*** ENTRIES
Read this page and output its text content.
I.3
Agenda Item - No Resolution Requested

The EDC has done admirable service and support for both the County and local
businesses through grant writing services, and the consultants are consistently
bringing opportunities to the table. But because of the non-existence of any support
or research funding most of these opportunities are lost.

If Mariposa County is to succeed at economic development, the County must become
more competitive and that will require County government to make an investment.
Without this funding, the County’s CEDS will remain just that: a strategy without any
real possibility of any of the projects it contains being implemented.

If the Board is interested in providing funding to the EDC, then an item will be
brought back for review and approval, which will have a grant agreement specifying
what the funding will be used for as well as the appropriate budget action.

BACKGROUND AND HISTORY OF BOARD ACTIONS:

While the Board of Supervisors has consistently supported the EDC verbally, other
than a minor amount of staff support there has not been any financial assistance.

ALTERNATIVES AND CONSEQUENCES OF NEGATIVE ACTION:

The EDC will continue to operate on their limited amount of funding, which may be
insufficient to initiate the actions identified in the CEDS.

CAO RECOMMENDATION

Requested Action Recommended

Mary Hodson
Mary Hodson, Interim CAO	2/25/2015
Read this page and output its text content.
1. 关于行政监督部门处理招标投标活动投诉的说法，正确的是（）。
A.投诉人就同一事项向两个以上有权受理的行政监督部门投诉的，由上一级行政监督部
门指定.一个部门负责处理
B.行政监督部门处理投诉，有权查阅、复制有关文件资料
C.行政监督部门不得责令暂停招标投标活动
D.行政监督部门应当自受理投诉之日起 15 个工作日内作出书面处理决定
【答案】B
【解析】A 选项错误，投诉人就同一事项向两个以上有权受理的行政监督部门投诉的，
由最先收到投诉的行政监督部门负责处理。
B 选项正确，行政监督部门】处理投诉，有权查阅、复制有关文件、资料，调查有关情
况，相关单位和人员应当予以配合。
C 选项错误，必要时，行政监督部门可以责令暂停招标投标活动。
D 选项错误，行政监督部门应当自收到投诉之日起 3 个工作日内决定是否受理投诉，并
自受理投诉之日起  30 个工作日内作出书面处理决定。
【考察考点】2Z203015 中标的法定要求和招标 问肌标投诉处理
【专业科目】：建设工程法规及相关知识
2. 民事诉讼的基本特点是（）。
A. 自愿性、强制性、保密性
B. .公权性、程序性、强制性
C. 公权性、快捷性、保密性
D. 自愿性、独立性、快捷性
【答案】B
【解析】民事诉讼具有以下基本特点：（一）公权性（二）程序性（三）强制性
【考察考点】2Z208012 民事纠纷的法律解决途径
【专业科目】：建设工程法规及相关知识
******
*** ENTRIES
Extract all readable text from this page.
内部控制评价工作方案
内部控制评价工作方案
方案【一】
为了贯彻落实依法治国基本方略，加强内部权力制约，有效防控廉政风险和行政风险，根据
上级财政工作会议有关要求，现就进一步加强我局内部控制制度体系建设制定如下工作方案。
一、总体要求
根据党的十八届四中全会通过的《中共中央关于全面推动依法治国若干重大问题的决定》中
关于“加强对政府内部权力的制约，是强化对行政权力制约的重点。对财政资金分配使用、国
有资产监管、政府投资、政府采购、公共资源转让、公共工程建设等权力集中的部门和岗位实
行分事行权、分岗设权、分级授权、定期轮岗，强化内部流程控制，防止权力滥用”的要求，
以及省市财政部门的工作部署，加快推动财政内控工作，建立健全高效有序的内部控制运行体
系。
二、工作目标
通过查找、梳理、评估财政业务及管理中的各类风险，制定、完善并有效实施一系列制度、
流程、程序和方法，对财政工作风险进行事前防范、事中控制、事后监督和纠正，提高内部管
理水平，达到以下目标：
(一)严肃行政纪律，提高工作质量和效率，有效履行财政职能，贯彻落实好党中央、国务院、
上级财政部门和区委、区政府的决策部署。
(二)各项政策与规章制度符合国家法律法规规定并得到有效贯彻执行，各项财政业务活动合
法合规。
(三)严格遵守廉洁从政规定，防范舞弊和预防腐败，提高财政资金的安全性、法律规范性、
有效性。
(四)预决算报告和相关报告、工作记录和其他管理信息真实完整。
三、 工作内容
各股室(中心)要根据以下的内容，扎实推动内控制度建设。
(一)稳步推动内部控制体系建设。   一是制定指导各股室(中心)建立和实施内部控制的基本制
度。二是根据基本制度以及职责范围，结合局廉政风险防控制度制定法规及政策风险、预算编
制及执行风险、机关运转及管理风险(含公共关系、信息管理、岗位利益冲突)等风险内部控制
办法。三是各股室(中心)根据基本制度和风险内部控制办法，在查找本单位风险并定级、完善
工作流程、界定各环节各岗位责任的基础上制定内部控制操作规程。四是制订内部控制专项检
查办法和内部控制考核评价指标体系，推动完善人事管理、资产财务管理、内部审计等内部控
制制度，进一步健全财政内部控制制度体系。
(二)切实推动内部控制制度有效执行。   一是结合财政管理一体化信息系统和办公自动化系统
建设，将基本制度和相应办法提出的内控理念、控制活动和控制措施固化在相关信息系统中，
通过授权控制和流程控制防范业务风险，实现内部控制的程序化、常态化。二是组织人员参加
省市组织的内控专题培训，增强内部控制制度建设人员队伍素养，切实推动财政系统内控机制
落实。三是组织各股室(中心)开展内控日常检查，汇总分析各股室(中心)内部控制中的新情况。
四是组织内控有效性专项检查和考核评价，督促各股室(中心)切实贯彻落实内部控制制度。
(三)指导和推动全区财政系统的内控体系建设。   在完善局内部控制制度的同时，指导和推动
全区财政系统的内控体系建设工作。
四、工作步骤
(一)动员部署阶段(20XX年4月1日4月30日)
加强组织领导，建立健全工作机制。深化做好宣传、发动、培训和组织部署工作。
******
*** ENTRIES
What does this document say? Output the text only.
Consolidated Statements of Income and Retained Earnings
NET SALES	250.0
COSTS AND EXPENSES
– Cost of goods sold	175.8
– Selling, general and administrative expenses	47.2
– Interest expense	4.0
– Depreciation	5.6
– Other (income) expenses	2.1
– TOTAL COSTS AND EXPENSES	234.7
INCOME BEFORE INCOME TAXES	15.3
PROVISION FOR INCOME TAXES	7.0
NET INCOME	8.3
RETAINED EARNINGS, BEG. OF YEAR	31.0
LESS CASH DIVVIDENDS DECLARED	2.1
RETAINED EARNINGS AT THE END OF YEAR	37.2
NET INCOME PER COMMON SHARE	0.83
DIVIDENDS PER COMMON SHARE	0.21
******
Return only the number of lines in the entries that contain the string "COSTS".

2